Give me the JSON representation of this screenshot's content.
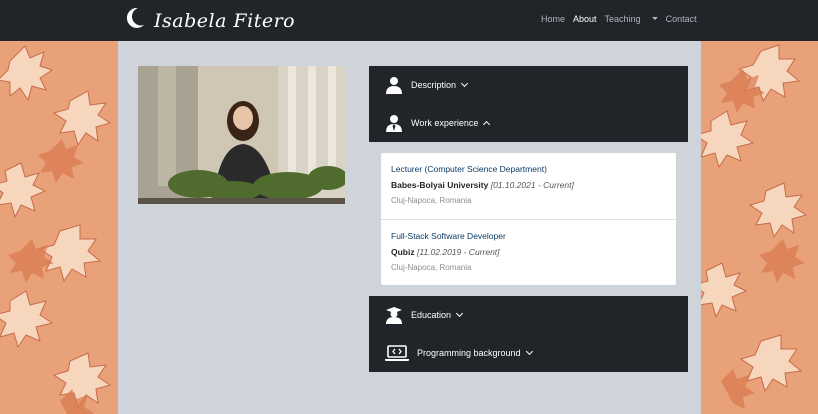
{
  "brand": {
    "name": "Isabela Fitero",
    "logo_icon": "crescent-moon-icon"
  },
  "nav": {
    "items": [
      {
        "label": "Home",
        "active": false
      },
      {
        "label": "About",
        "active": true
      },
      {
        "label": "Teaching",
        "active": false,
        "dropdown": true
      },
      {
        "label": "Contact",
        "active": false
      }
    ]
  },
  "sections": {
    "description": {
      "label": "Description",
      "icon": "person-icon",
      "expanded": false
    },
    "work": {
      "label": "Work experience",
      "icon": "person-tie-icon",
      "expanded": true,
      "jobs": [
        {
          "title": "Lecturer (Computer Science Department)",
          "organization": "Babes-Bolyai University",
          "dates": "[01.10.2021 - Current]",
          "location": "Cluj-Napoca, Romania"
        },
        {
          "title": "Full-Stack Software Developer",
          "organization": "Qubiz",
          "dates": "[11.02.2019 - Current]",
          "location": "Cluj-Napoca, Romania"
        }
      ]
    },
    "education": {
      "label": "Education",
      "icon": "graduate-icon",
      "expanded": false
    },
    "programming": {
      "label": "Programming background",
      "icon": "laptop-code-icon",
      "expanded": false
    }
  },
  "colors": {
    "navbar": "#212529",
    "page": "#ced4da",
    "link": "#0d3b66",
    "leaf_bg": "#e8a178"
  }
}
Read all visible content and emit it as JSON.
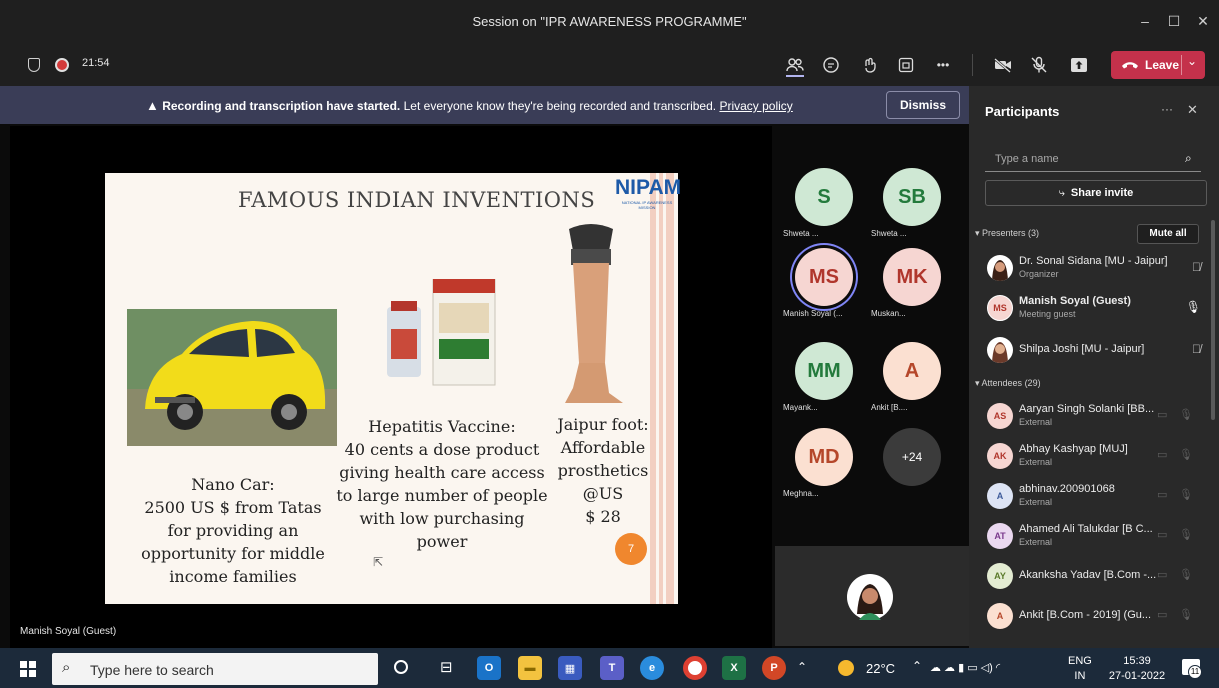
{
  "window": {
    "title": "Session on \"IPR AWARENESS PROGRAMME\"",
    "minimize": "–",
    "maximize": "☐",
    "close": "✕"
  },
  "toolbar": {
    "timer": "21:54",
    "leave_label": "Leave",
    "more": "•••"
  },
  "banner": {
    "bold": "Recording and transcription have started.",
    "text": "Let everyone know they're being recorded and transcribed.",
    "link": "Privacy policy",
    "dismiss": "Dismiss"
  },
  "slide": {
    "title": "FAMOUS INDIAN INVENTIONS",
    "logo": "NIPAM",
    "logo_sub": "NATIONAL IP AWARENESS MISSION",
    "items": [
      {
        "lines": [
          "Nano Car:",
          "2500 US $  from Tatas",
          "for providing an",
          "opportunity for middle",
          "income families"
        ]
      },
      {
        "lines": [
          "Hepatitis Vaccine:",
          "40 cents a dose product",
          "giving health care access",
          "to large number of people",
          "with low purchasing",
          "power"
        ]
      },
      {
        "lines": [
          "Jaipur foot:",
          "Affordable",
          "prosthetics",
          "@US",
          "$ 28"
        ]
      }
    ],
    "page": "7"
  },
  "stage": {
    "presenter_label": "Manish Soyal (Guest)"
  },
  "tiles": [
    {
      "initials": "S",
      "name": "Shweta ...",
      "bg": "#cfe8d4",
      "fg": "#237a3c"
    },
    {
      "initials": "SB",
      "name": "Shweta ...",
      "bg": "#cfe8d4",
      "fg": "#237a3c"
    },
    {
      "initials": "MS",
      "name": "Manish Soyal (...",
      "bg": "#f6d6d2",
      "fg": "#b0362c"
    },
    {
      "initials": "MK",
      "name": "Muskan...",
      "bg": "#f6d6d2",
      "fg": "#b0362c"
    },
    {
      "initials": "MM",
      "name": "Mayank...",
      "bg": "#cfe8d4",
      "fg": "#237a3c"
    },
    {
      "initials": "A",
      "name": "Ankit [B....",
      "bg": "#fbe0d1",
      "fg": "#b5472a"
    },
    {
      "initials": "MD",
      "name": "Meghna...",
      "bg": "#fbe0d1",
      "fg": "#b5472a"
    },
    {
      "initials": "+24",
      "name": "",
      "bg": "#3b3b3b",
      "fg": "#ffffff"
    }
  ],
  "panel": {
    "title": "Participants",
    "more": "···",
    "close": "✕",
    "search_placeholder": "Type a name",
    "share_invite": "Share invite",
    "presenters_header": "Presenters (3)",
    "mute_all": "Mute all",
    "attendees_header": "Attendees (29)",
    "presenters": [
      {
        "name": "Dr. Sonal Sidana [MU - Jaipur]",
        "role": "Organizer"
      },
      {
        "name": "Manish Soyal (Guest)",
        "role": "Meeting guest",
        "initials": "MS"
      },
      {
        "name": "Shilpa Joshi [MU - Jaipur]",
        "role": ""
      }
    ],
    "attendees": [
      {
        "initials": "AS",
        "name": "Aaryan Singh Solanki [BB...",
        "role": "External"
      },
      {
        "initials": "AK",
        "name": "Abhay Kashyap [MUJ]",
        "role": "External"
      },
      {
        "initials": "A",
        "name": "abhinav.200901068",
        "role": "External"
      },
      {
        "initials": "AT",
        "name": "Ahamed Ali Talukdar [B C...",
        "role": "External"
      },
      {
        "initials": "AY",
        "name": "Akanksha Yadav [B.Com -...",
        "role": ""
      },
      {
        "initials": "A",
        "name": "Ankit [B.Com - 2019] (Gu...",
        "role": ""
      }
    ]
  },
  "taskbar": {
    "search_placeholder": "Type here to search",
    "temperature": "22°C",
    "language": "ENG",
    "region": "IN",
    "time": "15:39",
    "date": "27-01-2022",
    "notif_count": "11"
  }
}
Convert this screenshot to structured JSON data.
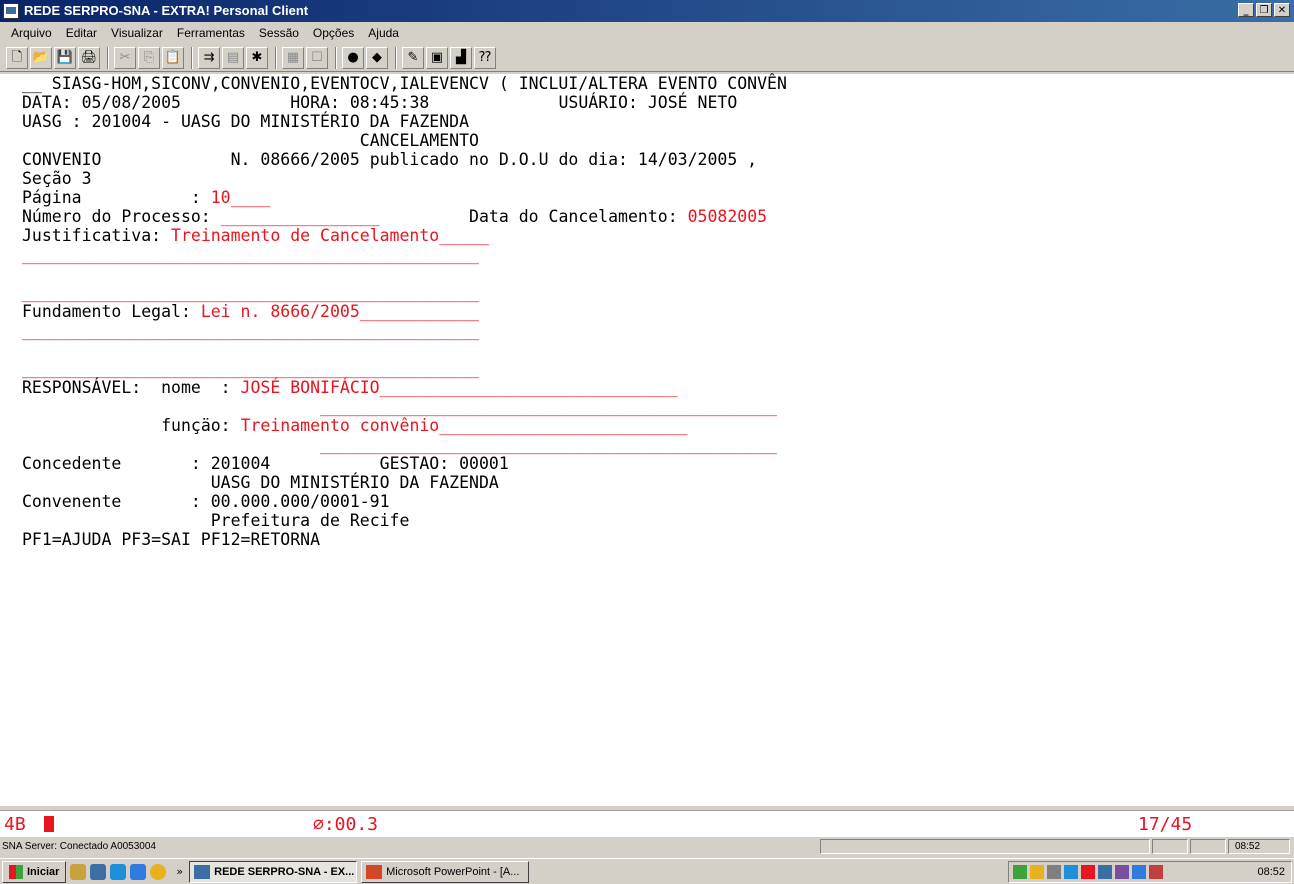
{
  "window": {
    "title": "REDE SERPRO-SNA - EXTRA! Personal Client"
  },
  "menu": [
    "Arquivo",
    "Editar",
    "Visualizar",
    "Ferramentas",
    "Sessão",
    "Opções",
    "Ajuda"
  ],
  "toolbar": [
    {
      "name": "new-icon",
      "glyph": "🗋",
      "enabled": true
    },
    {
      "name": "open-icon",
      "glyph": "📂",
      "enabled": true
    },
    {
      "name": "save-icon",
      "glyph": "💾",
      "enabled": true
    },
    {
      "name": "print-icon",
      "glyph": "🖨",
      "enabled": true
    },
    {
      "sep": true
    },
    {
      "name": "cut-icon",
      "glyph": "✂",
      "enabled": false
    },
    {
      "name": "copy-icon",
      "glyph": "⎘",
      "enabled": false
    },
    {
      "name": "paste-icon",
      "glyph": "📋",
      "enabled": false
    },
    {
      "sep": true
    },
    {
      "name": "transfer-icon",
      "glyph": "⇉",
      "enabled": true
    },
    {
      "name": "screen-icon",
      "glyph": "▤",
      "enabled": false
    },
    {
      "name": "macro-icon",
      "glyph": "✱",
      "enabled": true
    },
    {
      "sep": true
    },
    {
      "name": "display-icon",
      "glyph": "▦",
      "enabled": false
    },
    {
      "name": "connect-icon",
      "glyph": "☐",
      "enabled": false
    },
    {
      "sep": true
    },
    {
      "name": "record-icon",
      "glyph": "●",
      "enabled": true
    },
    {
      "name": "stop-icon",
      "glyph": "◆",
      "enabled": true
    },
    {
      "sep": true
    },
    {
      "name": "edit-icon",
      "glyph": "✎",
      "enabled": true
    },
    {
      "name": "settings-icon",
      "glyph": "▣",
      "enabled": true
    },
    {
      "name": "chart-icon",
      "glyph": "▟",
      "enabled": true
    },
    {
      "name": "help-icon",
      "glyph": "⁇",
      "enabled": true
    }
  ],
  "screen": {
    "header_line": "__ SIASG-HOM,SICONV,CONVENIO,EVENTOCV,IALEVENCV ( INCLUI/ALTERA EVENTO CONVÊN",
    "data_label": "DATA: 05/08/2005",
    "hora_label": "HORA: 08:45:38",
    "usuario_label": "USUÁRIO: JOSÉ NETO",
    "uasg_line": "UASG : 201004 - UASG DO MINISTÉRIO DA FAZENDA",
    "section_title": "CANCELAMENTO",
    "convenio_label": "CONVENIO",
    "convenio_text": "N. 08666/2005 publicado no D.O.U do dia: 14/03/2005 ,",
    "secao_line": "Seção 3",
    "pagina_label": "Página           : ",
    "pagina_value": "10____",
    "processo_label": "Número do Processo: ",
    "processo_value": "________________",
    "data_canc_label": "Data do Cancelamento: ",
    "data_canc_value": "05082005",
    "justificativa_label": "Justificativa: ",
    "justificativa_value": "Treinamento de Cancelamento_____",
    "blank_line": "______________________________________________",
    "fundamento_label": "Fundamento Legal: ",
    "fundamento_value": "Lei n. 8666/2005____________",
    "responsavel_label": "RESPONSÁVEL:  nome  : ",
    "responsavel_value": "JOSÉ BONIFÁCIO______________________________",
    "resp_blank": "______________________________________________",
    "funcao_label": "funçäo: ",
    "funcao_value": "Treinamento convênio_________________________",
    "concedente_label": "Concedente       : 201004",
    "gestao_label": "GESTAO: 00001",
    "concedente_name": "UASG DO MINISTÉRIO DA FAZENDA",
    "convenente_label": "Convenente       : 00.000.000/0001-91",
    "convenente_name": "Prefeitura de Recife",
    "pf_keys": "PF1=AJUDA PF3=SAI PF12=RETORNA"
  },
  "oia": {
    "left": "4B",
    "mid": "⌀:00.3",
    "cursor_pos": "17/45"
  },
  "status": {
    "text": "SNA Server: Conectado A0053004",
    "clock": "08:52"
  },
  "taskbar": {
    "start_label": "Iniciar",
    "chevron": "»",
    "tasks": [
      "REDE SERPRO-SNA - EX...",
      "Microsoft PowerPoint - [A..."
    ],
    "clock": "08:52"
  },
  "colors": {
    "field_red": "#e8141e",
    "title_blue": "#0a246a",
    "face": "#d4d0c8"
  }
}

> Task to carry out
Pick out all the lines with the word "UASG" in them and copy them.

> Output
    "uasg_line": "UASG : 201004 - UASG DO MINISTÉRIO DA FAZENDA",
    "concedente_name": "UASG DO MINISTÉRIO DA FAZENDA",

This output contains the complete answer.